(DESCRIPTION OF THE TASK): Pick out the lines containing "space".

(INPUT MATERIAL):
##########

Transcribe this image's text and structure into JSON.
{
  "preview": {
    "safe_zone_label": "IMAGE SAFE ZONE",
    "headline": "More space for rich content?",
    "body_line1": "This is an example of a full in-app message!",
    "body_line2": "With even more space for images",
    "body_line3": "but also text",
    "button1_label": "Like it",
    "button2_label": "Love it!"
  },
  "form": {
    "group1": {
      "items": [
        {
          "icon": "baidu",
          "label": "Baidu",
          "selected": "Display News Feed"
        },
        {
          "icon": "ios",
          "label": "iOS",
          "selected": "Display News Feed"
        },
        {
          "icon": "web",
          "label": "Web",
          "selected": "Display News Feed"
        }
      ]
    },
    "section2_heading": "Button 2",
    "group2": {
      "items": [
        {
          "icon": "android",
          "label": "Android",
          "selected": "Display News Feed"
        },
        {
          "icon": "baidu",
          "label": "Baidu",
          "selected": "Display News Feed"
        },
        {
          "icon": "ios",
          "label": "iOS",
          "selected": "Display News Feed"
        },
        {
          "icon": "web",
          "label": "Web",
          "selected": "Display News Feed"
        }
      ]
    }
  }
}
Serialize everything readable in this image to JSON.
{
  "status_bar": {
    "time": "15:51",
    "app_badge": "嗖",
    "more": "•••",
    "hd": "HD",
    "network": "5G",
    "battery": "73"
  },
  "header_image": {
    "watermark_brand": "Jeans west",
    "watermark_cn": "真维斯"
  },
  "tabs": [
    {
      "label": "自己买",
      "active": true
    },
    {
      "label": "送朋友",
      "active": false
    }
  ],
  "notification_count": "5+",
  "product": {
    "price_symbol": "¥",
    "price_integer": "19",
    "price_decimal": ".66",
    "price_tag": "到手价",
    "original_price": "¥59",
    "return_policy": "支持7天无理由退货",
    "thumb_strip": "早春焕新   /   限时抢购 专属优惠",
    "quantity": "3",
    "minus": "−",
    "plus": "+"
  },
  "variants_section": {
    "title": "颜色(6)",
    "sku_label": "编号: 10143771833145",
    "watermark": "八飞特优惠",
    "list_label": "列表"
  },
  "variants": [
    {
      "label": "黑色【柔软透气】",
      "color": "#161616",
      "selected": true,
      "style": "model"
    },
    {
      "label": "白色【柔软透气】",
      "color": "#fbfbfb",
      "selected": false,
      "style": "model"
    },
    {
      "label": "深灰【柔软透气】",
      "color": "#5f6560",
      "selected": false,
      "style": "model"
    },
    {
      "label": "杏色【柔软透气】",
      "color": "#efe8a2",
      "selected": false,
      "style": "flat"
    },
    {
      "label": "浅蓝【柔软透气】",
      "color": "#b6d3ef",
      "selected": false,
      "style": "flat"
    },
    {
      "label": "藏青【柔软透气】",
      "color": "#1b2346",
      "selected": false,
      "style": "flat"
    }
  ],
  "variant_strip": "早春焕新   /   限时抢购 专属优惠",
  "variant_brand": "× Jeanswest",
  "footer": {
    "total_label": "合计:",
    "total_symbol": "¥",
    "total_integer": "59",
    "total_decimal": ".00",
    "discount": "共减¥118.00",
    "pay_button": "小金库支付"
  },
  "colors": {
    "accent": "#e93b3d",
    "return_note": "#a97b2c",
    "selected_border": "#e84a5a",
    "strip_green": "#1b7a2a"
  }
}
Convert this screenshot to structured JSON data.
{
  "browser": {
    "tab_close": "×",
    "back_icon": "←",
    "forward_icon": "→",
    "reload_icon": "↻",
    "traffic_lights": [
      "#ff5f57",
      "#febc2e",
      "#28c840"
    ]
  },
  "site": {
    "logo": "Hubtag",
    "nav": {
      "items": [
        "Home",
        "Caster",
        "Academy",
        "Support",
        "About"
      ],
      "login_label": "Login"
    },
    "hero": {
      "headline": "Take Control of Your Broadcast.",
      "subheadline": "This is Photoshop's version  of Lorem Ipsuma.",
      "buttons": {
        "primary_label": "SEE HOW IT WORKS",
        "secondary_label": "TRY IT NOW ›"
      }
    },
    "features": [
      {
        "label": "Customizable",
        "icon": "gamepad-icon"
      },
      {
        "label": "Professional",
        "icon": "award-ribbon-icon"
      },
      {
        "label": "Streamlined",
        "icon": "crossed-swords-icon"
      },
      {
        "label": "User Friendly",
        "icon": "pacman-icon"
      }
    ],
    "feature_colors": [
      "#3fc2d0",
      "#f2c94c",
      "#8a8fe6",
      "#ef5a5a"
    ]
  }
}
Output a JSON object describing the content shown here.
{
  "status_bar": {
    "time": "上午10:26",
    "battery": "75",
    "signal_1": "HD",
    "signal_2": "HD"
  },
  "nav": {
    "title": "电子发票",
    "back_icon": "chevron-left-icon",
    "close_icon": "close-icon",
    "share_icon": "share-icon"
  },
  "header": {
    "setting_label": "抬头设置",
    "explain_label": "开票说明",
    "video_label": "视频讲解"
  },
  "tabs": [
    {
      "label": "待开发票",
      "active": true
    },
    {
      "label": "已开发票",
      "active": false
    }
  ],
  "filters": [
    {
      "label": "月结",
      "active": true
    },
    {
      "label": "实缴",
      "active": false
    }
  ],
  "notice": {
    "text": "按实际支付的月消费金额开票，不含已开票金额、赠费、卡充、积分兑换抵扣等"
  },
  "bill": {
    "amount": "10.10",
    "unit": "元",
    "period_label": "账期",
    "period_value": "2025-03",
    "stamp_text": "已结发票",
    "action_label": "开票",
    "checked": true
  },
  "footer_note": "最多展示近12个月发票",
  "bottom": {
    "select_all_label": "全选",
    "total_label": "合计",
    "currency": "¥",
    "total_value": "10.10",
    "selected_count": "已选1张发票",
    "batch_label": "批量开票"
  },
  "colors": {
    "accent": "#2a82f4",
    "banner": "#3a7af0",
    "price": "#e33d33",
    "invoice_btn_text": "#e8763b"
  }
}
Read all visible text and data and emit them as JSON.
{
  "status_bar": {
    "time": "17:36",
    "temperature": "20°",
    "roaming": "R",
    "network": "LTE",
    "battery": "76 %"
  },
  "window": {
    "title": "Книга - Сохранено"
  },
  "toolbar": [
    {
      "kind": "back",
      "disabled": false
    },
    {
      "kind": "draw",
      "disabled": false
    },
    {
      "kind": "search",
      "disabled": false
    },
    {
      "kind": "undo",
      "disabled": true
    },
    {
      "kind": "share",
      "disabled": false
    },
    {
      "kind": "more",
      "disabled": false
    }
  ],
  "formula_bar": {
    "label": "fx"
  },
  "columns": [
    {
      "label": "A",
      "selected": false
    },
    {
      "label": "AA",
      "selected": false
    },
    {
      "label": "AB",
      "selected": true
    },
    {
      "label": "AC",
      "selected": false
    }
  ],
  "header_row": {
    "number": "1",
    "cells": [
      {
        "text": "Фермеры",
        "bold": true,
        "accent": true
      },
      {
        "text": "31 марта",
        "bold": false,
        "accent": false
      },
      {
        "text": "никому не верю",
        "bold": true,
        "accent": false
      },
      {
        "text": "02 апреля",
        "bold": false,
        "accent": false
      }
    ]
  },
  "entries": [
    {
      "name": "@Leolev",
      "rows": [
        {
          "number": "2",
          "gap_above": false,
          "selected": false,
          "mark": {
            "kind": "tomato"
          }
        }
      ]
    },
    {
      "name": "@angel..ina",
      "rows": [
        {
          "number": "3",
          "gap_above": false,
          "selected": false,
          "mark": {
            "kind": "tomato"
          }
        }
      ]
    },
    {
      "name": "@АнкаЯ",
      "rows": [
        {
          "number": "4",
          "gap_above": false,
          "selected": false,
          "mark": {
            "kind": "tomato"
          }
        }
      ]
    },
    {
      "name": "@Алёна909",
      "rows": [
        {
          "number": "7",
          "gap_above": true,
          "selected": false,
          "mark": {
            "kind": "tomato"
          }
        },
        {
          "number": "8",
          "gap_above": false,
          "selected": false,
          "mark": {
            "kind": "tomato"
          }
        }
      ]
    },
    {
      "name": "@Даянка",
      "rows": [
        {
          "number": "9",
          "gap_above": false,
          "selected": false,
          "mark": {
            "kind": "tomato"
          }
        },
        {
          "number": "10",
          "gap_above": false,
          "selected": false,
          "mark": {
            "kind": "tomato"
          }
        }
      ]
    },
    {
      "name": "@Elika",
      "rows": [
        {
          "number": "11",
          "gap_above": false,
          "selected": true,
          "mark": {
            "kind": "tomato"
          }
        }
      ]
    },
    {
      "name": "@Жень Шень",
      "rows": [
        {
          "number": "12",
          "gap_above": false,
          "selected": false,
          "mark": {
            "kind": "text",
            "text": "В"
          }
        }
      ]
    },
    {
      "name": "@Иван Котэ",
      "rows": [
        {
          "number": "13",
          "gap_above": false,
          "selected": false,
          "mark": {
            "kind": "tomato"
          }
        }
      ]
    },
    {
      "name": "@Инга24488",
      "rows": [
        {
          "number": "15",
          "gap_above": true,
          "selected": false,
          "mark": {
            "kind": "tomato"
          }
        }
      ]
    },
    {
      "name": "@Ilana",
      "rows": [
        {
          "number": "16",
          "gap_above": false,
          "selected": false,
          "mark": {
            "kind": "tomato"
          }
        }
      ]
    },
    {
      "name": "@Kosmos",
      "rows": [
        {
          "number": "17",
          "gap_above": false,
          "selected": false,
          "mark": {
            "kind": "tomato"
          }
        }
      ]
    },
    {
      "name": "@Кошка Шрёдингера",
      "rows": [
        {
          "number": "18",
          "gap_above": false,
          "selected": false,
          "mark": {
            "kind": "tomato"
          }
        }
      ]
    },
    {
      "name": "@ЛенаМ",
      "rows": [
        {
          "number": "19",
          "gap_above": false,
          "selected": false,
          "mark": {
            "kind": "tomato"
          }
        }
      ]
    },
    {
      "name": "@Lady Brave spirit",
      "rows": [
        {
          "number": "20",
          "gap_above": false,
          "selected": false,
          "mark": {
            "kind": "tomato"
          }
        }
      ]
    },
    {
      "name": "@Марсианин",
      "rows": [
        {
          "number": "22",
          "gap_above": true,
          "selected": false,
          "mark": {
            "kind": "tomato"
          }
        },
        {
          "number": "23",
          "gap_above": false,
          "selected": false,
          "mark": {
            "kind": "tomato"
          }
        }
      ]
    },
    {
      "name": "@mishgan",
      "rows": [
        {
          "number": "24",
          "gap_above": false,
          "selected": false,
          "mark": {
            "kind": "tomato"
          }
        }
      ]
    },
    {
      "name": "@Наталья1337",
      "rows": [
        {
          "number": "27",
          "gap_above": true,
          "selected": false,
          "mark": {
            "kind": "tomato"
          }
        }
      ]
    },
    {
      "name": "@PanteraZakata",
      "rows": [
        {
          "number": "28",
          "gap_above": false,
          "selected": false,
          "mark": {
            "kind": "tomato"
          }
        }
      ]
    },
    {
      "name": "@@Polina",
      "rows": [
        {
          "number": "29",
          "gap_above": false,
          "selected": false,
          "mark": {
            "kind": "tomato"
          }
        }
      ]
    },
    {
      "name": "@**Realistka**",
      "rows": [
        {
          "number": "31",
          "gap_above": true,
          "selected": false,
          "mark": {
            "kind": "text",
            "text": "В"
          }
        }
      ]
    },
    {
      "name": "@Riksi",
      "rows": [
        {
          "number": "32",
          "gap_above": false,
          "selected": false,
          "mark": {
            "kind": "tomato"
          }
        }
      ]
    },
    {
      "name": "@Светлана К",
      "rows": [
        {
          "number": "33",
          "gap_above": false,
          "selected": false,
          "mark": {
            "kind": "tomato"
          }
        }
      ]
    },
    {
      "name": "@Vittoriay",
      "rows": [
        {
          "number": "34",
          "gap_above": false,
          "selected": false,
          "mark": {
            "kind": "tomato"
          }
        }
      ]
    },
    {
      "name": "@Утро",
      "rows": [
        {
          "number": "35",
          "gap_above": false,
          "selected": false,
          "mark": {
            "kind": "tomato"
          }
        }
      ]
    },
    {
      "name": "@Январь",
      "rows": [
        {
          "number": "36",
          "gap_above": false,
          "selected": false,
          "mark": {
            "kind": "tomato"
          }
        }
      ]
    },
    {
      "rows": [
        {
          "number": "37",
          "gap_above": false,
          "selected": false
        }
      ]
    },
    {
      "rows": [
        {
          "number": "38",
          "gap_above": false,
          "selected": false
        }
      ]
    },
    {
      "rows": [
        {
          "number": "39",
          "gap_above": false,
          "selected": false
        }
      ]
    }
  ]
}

##########

(RESULT OF THIS TASK):
    "headline": "More space for rich content?",
    "body_line2": "With even more space for images",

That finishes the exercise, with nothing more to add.